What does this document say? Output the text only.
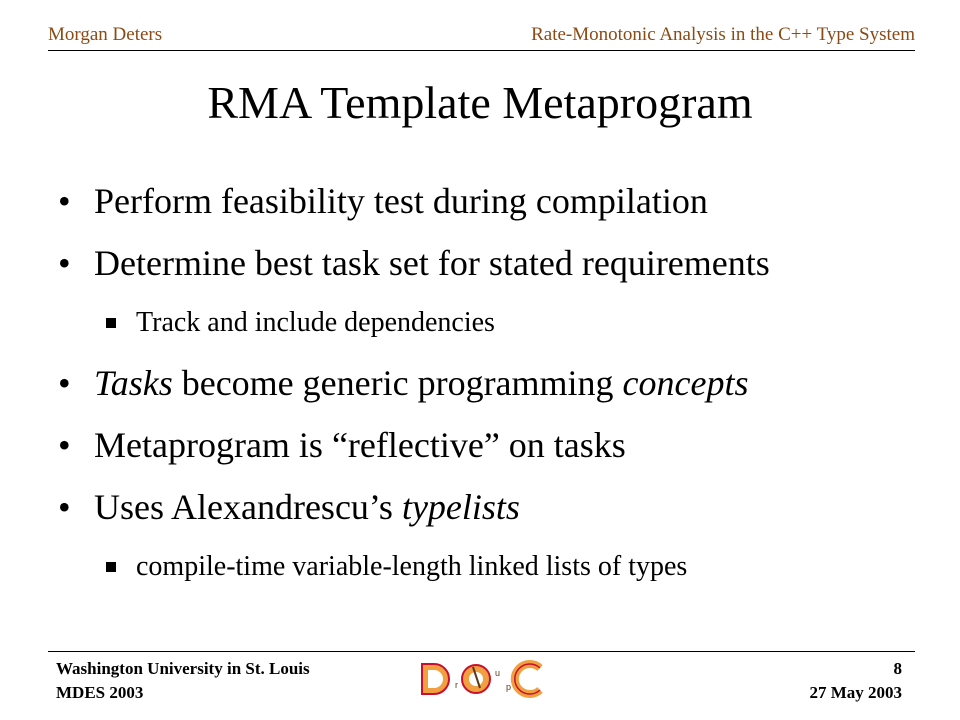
Morgan Deters	Rate-Monotonic Analysis in the C++ Type System
RMA Template Metaprogram
• Perform feasibility test during compilation
• Determine best task set for stated requirements
Track and include dependencies
• Tasks become generic programming concepts
• Metaprogram is “reflective” on tasks
• Uses Alexandrescu’s typelists
compile-time variable-length linked lists of types
Washington University in St. Louis
MDES 2003
8
27 May 2003
r
u
p
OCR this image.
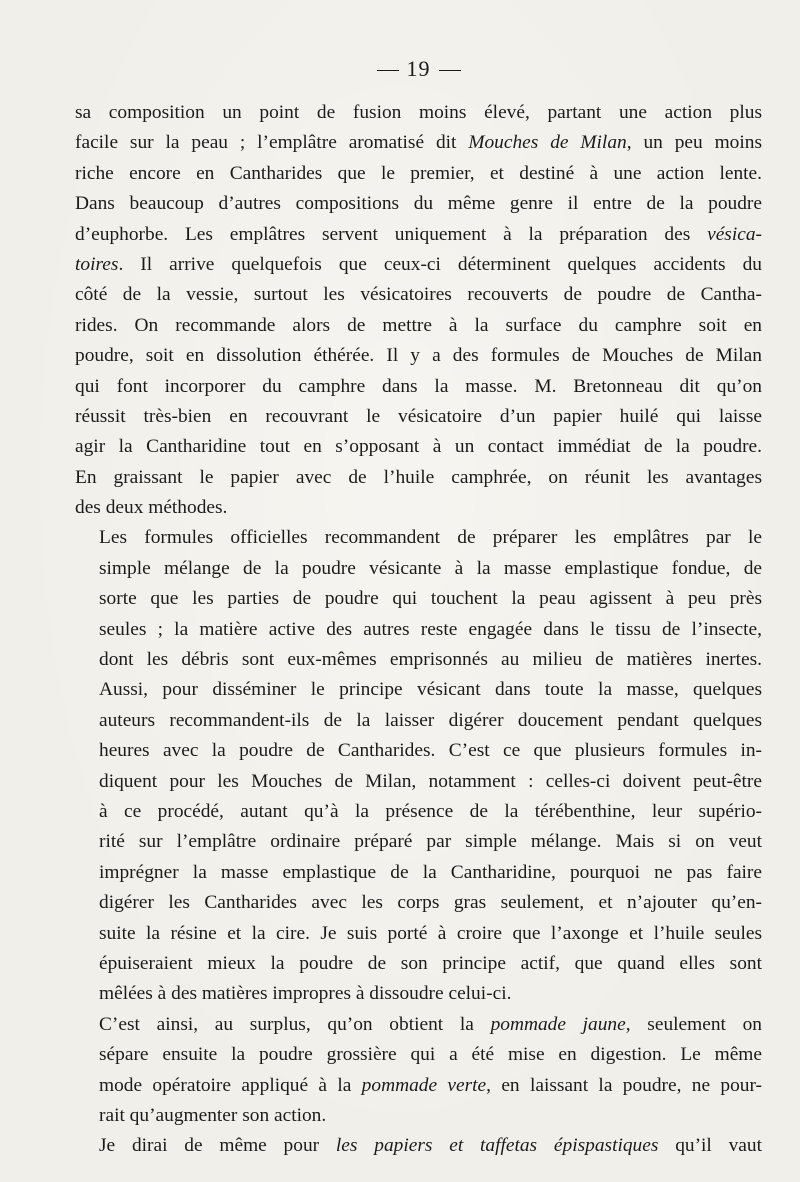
19

sa composition un point de fusion moins élevé, partant une action plus
facile sur la peau ; l’emplâtre aromatisé dit Mouches de Milan, un peu moins
riche encore en Cantharides que le premier, et destiné à une action lente.
Dans beaucoup d’autres compositions du même genre il entre de la poudre
d’euphorbe. Les emplâtres servent uniquement à la préparation des vésica-
toires. Il arrive quelquefois que ceux-ci déterminent quelques accidents du
côté de la vessie, surtout les vésicatoires recouverts de poudre de Cantha-
rides. On recommande alors de mettre à la surface du camphre soit en
poudre, soit en dissolution éthérée. Il y a des formules de Mouches de Milan
qui font incorporer du camphre dans la masse. M. Bretonneau dit qu’on
réussit très-bien en recouvrant le vésicatoire d’un papier huilé qui laisse
agir la Cantharidine tout en s’opposant à un contact immédiat de la poudre.
En graissant le papier avec de l’huile camphrée, on réunit les avantages
des deux méthodes.

Les formules officielles recommandent de préparer les emplâtres par le
simple mélange de la poudre vésicante à la masse emplastique fondue, de
sorte que les parties de poudre qui touchent la peau agissent à peu près
seules ; la matière active des autres reste engagée dans le tissu de l’insecte,
dont les débris sont eux-mêmes emprisonnés au milieu de matières inertes.
Aussi, pour disséminer le principe vésicant dans toute la masse, quelques
auteurs recommandent-ils de la laisser digérer doucement pendant quelques
heures avec la poudre de Cantharides. C’est ce que plusieurs formules in-
diquent pour les Mouches de Milan, notamment : celles-ci doivent peut-être
à ce procédé, autant qu’à la présence de la térébenthine, leur supério-
rité sur l’emplâtre ordinaire préparé par simple mélange. Mais si on veut
imprégner la masse emplastique de la Cantharidine, pourquoi ne pas faire
digérer les Cantharides avec les corps gras seulement, et n’ajouter qu’en-
suite la résine et la cire. Je suis porté à croire que l’axonge et l’huile seules
épuiseraient mieux la poudre de son principe actif, que quand elles sont
mêlées à des matières impropres à dissoudre celui-ci.

C’est ainsi, au surplus, qu’on obtient la pommade jaune, seulement on
sépare ensuite la poudre grossière qui a été mise en digestion. Le même
mode opératoire appliqué à la pommade verte, en laissant la poudre, ne pour-
rait qu’augmenter son action.

Je dirai de même pour les papiers et taffetas épispastiques qu’il vaut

Problem:
Without the pictures, transcribe the listing above exactly.

Worked solution:
What does this document say? Output the text only.
Morgan Deters	Rate-Monotonic Analysis in the C++ Type System
RMA Template Metaprogram
• Perform feasibility test during compilation
• Determine best task set for stated requirements
Track and include dependencies
• Tasks become generic programming concepts
• Metaprogram is “reflective” on tasks
• Uses Alexandrescu’s typelists
compile-time variable-length linked lists of types
Washington University in St. Louis
MDES 2003
8
27 May 2003
r
u
p
OCR this image.
19

sa composition un point de fusion moins élevé, partant une action plus
facile sur la peau ; l’emplâtre aromatisé dit Mouches de Milan, un peu moins
riche encore en Cantharides que le premier, et destiné à une action lente.
Dans beaucoup d’autres compositions du même genre il entre de la poudre
d’euphorbe. Les emplâtres servent uniquement à la préparation des vésica-
toires. Il arrive quelquefois que ceux-ci déterminent quelques accidents du
côté de la vessie, surtout les vésicatoires recouverts de poudre de Cantha-
rides. On recommande alors de mettre à la surface du camphre soit en
poudre, soit en dissolution éthérée. Il y a des formules de Mouches de Milan
qui font incorporer du camphre dans la masse. M. Bretonneau dit qu’on
réussit très-bien en recouvrant le vésicatoire d’un papier huilé qui laisse
agir la Cantharidine tout en s’opposant à un contact immédiat de la poudre.
En graissant le papier avec de l’huile camphrée, on réunit les avantages
des deux méthodes.

Les formules officielles recommandent de préparer les emplâtres par le
simple mélange de la poudre vésicante à la masse emplastique fondue, de
sorte que les parties de poudre qui touchent la peau agissent à peu près
seules ; la matière active des autres reste engagée dans le tissu de l’insecte,
dont les débris sont eux-mêmes emprisonnés au milieu de matières inertes.
Aussi, pour disséminer le principe vésicant dans toute la masse, quelques
auteurs recommandent-ils de la laisser digérer doucement pendant quelques
heures avec la poudre de Cantharides. C’est ce que plusieurs formules in-
diquent pour les Mouches de Milan, notamment : celles-ci doivent peut-être
à ce procédé, autant qu’à la présence de la térébenthine, leur supério-
rité sur l’emplâtre ordinaire préparé par simple mélange. Mais si on veut
imprégner la masse emplastique de la Cantharidine, pourquoi ne pas faire
digérer les Cantharides avec les corps gras seulement, et n’ajouter qu’en-
suite la résine et la cire. Je suis porté à croire que l’axonge et l’huile seules
épuiseraient mieux la poudre de son principe actif, que quand elles sont
mêlées à des matières impropres à dissoudre celui-ci.

C’est ainsi, au surplus, qu’on obtient la pommade jaune, seulement on
sépare ensuite la poudre grossière qui a été mise en digestion. Le même
mode opératoire appliqué à la pommade verte, en laissant la poudre, ne pour-
rait qu’augmenter son action.

Je dirai de même pour les papiers et taffetas épispastiques qu’il vaut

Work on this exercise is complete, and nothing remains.